Otherwise, the next instruction will be fetched in accordance with
another predetermined sequence of instruction words.
SUMMARY OF THE INVENTION
It is an object of the present invention to provide an improved
branching control for a programmable digital machine.
A programmable digital machine employing the principles of the
present invention includes a set of instruction words having at
least an operation code field together with first and second
control fields. The first control field includes, among other
things, indications of the conditions on which the machine is to
branch. The second control field contains an alternate address for
obtaining the next instruction word within a zone of memory. Two
types of branch on condition instructions are provided. On the
first type, the branch control means is responsive to the first
field for selecting a branch on condition. The second field
indicates the memory address within that zone from which the
present instruction was fetched from which the next instruction
will be fetched. A second type of branching instruction includes an
indication by the first control field of the condition on which the
branch is to be made and to which zone of memory the next
instruction will be obtained. The complete address of the next
instruction word is based upon the first field combined with the
code permutation in the second control field, viz the condition on
which the branch is made.
Another aspect of the present invention is the manufacture of I/O
controllers. The I/O controller is designed to have a basic set of
instructions and programs for operating a peripheral system.
Features to a peripheral system may be added either at the factory
or out in the field. When added in the field, the programs
associated with the added feature are designed to be located in a
given zone of memory. Branch on condition instructions of the
second type are added to the basic program of instructions such
that the programmable machine can branch its programming to the
added zone of memory. Alternatively, the second type of branch on
condition instructions may be embedded in the basic machine
programs. Then, when the feature is added, the machine will
automatically branch to those programs in the added zone of
memory.
The foregoing and other objects, features, and advantages of the
invention will be apparent from the following more particular
description of preferred embodiments of the invention, as
illustrated in the accompanying drawings.

> **Short exercise 1**
According to the patent excerpt, what does the second control field contain?
> **Short exercise 2**
Write the next part of the patent excerpt, starting after its last sentence.
None of the entries are needed here.

[Stored items]
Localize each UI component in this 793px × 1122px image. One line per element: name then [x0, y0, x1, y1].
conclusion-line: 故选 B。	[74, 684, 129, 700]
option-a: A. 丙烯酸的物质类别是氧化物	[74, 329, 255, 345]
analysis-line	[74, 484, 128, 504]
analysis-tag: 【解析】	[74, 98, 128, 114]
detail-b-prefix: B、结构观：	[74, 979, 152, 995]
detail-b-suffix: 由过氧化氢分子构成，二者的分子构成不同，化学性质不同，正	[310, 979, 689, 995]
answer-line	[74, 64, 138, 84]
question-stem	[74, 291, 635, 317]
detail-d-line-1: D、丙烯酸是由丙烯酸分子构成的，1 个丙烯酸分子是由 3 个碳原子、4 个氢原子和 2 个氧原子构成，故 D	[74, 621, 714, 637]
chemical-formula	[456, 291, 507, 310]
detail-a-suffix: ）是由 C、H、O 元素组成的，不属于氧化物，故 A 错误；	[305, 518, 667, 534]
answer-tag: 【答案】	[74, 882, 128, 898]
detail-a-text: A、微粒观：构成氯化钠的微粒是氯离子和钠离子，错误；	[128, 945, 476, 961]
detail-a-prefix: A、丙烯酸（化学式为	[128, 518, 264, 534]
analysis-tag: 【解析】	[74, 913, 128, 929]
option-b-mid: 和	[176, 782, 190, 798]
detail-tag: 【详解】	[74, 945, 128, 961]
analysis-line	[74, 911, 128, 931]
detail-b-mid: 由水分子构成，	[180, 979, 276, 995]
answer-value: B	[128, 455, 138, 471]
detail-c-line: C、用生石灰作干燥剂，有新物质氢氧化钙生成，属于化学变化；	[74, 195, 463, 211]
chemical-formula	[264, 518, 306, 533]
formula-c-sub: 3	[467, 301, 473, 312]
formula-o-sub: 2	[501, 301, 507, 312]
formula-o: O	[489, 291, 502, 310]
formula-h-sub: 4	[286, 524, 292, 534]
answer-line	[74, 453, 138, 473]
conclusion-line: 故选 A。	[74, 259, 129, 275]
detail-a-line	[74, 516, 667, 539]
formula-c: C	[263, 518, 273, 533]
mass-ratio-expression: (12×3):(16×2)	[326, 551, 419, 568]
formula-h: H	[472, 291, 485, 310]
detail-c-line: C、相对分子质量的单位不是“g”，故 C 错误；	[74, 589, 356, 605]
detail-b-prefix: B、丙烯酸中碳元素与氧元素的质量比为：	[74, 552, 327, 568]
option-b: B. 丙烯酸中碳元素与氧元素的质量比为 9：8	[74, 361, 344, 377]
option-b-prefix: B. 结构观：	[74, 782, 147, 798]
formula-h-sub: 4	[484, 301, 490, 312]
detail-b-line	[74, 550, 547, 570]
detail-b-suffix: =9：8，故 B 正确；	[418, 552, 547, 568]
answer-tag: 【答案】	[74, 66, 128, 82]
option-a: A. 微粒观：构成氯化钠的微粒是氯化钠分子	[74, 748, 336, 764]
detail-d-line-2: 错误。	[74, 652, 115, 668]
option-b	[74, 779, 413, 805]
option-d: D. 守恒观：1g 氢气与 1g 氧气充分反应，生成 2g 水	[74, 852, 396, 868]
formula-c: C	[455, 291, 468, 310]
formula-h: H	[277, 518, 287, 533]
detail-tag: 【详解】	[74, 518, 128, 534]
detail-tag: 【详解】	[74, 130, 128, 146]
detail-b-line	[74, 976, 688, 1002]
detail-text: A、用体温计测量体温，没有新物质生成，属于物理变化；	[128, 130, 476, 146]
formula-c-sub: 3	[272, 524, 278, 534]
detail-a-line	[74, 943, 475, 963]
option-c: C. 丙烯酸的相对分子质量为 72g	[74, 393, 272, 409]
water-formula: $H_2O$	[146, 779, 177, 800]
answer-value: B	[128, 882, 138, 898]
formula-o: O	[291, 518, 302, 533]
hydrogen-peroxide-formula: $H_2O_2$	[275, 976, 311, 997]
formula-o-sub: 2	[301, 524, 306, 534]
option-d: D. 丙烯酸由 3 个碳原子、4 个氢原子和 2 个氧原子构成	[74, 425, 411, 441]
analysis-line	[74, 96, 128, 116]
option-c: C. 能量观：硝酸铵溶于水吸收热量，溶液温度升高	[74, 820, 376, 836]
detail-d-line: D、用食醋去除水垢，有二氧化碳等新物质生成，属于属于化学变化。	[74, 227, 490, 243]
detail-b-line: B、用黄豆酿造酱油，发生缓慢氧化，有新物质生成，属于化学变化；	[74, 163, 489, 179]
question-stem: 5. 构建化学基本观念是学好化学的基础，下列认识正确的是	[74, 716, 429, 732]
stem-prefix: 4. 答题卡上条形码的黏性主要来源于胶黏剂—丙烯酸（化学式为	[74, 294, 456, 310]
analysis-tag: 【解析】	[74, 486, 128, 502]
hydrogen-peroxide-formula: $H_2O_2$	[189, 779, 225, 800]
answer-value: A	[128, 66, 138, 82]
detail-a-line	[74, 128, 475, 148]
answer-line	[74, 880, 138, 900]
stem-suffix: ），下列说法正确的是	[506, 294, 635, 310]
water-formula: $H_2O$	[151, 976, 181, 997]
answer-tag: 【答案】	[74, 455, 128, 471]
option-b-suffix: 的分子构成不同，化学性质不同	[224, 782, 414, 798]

--

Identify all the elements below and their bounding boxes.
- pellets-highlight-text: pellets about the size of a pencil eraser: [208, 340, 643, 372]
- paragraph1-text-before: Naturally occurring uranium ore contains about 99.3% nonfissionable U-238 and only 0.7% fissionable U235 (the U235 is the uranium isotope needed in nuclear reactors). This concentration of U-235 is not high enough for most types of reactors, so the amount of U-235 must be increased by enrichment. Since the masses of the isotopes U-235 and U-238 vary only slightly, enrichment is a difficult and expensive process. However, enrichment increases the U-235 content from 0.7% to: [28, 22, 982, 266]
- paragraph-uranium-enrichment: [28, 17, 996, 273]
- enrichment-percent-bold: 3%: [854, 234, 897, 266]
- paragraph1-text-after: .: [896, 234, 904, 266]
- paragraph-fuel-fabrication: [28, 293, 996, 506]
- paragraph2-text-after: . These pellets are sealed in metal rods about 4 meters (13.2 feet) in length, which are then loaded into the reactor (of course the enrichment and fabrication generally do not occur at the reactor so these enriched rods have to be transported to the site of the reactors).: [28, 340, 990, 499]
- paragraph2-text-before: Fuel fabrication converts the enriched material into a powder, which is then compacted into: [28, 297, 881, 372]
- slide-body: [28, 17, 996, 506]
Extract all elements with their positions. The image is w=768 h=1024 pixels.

> **Task output 1**
An alternate address for obtaining the next instruction word within a zone of memory.

> **Task output 2**
DESCRIPTION OF THE DRAWINGS
FIG. 1 is an abbreviated diagrammatic showing of the function of
the present invention within a programmable machine.
FIG. 2 is a simplified block diagram of a peripheral subsystem
using the present invention.
FIG. 3 is a simplified block diagram of an I/O controller utilizing
the present invention.
FIG. 4 is an abbreviated logic flow diagram of the branch control
used in the FIG. 3 illustrated controller.
FIG. 5 is a simplified diagram of a set of programs in an I/O
controller and with which the present invention may be used.
FIG. 6 is a simplified program flow chart illustrating one
application of the present invention.
FIG. 7 is a simplified logic diagram showing a variation of a
branch control.
DETAILED DESCRIPTION
Referring more particularly to the drawings, like numerals indicate
like parts of structural features in the various drawings.
PROGRAM ARRANGEMENT
The invention is best understood by first referring to FIG. 1 which
is a simplified diagrammatic showing of a control memory
arrangement with routing between various programs resident in such
memory. The memory has zones 1-4, no limitation thereto intended.
Zone 1 memory contains a set of base programs 100 which include
branch on condition (BOC) instructions for branching the programs
between various streams or sequences of instruction words resident
in that zone and indicated by BOC line 101. To branch from zone 1
to zone 2 resident programs, a branch unconditional (BU) is
effected such that branching follows line 102 to zone 2 resident
additional programs 103. Within programs 103, various branch on
condition instructions branch the program between the various
streams of instructions as indicated by BOC line 104.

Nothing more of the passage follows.